Listed entries:
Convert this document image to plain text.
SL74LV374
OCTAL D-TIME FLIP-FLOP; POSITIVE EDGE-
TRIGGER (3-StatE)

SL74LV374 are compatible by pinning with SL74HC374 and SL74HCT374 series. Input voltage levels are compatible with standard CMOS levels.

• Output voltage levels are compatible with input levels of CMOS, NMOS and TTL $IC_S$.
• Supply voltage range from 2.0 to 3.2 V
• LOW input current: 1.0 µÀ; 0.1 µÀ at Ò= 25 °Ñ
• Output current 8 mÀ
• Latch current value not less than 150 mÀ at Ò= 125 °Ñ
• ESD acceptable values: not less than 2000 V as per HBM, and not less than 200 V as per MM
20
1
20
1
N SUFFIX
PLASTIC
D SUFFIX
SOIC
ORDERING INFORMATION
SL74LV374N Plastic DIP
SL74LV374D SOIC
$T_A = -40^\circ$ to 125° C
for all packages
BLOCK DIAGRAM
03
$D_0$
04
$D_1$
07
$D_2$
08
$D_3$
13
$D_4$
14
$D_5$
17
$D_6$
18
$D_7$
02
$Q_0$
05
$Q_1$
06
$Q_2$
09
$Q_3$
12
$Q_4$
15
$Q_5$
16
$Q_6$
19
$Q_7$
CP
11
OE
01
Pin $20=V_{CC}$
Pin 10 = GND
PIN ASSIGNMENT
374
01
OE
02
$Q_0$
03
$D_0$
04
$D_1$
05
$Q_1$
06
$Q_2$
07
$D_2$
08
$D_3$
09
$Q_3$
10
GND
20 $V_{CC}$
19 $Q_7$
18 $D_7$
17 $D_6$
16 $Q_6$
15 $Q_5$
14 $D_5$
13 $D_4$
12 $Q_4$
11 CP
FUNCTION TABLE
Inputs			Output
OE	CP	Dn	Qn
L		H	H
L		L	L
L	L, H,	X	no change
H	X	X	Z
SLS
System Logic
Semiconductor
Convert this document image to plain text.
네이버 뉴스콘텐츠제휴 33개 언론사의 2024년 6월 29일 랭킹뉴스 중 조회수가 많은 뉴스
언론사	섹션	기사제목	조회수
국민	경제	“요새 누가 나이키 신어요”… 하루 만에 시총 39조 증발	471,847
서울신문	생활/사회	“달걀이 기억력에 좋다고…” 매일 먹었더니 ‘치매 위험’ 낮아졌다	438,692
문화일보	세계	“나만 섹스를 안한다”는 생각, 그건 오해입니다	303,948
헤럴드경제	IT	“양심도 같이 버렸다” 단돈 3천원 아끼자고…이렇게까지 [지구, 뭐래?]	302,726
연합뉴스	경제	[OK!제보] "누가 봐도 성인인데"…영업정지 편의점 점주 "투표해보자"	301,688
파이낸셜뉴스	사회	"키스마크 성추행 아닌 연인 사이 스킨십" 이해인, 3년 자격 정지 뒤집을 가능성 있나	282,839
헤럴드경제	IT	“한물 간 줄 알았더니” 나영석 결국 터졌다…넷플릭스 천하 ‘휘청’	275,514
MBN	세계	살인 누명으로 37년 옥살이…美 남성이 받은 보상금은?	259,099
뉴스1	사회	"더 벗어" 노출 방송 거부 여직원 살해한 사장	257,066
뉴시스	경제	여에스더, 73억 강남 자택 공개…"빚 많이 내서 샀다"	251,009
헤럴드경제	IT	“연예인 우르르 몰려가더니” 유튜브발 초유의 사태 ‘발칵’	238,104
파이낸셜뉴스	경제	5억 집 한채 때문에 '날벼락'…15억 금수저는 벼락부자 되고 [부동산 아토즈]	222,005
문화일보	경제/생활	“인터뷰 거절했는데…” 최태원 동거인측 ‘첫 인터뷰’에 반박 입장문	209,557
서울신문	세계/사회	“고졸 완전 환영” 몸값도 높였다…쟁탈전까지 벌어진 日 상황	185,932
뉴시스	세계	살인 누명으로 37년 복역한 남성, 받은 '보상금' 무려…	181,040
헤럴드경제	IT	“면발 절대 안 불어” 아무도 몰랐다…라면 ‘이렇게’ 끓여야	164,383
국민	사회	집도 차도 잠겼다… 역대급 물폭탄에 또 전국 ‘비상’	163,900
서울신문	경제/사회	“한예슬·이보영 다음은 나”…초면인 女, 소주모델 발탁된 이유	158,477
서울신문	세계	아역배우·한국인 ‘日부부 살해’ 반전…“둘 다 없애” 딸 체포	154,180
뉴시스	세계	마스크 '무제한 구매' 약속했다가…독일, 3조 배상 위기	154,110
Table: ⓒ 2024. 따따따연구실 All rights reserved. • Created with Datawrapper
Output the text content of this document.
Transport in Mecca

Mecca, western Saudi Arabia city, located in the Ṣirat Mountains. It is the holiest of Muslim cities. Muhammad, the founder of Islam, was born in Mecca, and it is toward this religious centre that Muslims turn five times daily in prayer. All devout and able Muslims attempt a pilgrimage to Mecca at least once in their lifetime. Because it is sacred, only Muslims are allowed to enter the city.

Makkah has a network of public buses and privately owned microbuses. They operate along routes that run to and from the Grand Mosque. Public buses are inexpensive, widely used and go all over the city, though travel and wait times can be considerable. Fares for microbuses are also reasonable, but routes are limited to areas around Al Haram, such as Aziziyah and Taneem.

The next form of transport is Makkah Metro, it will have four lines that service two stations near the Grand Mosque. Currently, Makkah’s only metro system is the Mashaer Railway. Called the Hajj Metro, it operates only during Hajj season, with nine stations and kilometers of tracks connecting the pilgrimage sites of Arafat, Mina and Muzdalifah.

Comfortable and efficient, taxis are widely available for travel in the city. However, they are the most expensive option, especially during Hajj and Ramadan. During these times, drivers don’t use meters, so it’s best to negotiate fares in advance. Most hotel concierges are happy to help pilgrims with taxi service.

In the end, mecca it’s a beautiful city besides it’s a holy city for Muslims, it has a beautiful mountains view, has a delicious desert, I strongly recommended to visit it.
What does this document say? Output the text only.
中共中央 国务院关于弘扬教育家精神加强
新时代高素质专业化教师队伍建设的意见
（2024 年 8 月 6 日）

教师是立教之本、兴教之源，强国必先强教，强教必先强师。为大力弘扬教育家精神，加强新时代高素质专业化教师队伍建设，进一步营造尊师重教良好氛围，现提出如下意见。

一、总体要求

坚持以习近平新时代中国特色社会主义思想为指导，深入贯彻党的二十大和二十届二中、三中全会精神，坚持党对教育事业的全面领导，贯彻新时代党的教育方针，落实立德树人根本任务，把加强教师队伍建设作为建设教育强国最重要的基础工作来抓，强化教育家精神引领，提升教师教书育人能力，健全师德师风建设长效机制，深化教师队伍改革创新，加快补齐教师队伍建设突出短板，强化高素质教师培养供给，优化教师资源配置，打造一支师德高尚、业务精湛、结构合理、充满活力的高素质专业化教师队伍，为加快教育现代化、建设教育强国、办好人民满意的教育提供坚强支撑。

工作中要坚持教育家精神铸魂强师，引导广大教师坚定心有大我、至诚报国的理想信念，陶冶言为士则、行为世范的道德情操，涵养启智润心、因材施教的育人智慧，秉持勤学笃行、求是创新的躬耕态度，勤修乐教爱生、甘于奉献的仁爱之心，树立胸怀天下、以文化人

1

Aim of the exercise:
Search the data for the word "less" and copy each line where it appears.

Output for this exercise:
• Latch current value not less than 150 mÀ at Ò= 125 °Ñ
• ESD acceptable values: not less than 2000 V as per HBM, and not less than 200 V as per MM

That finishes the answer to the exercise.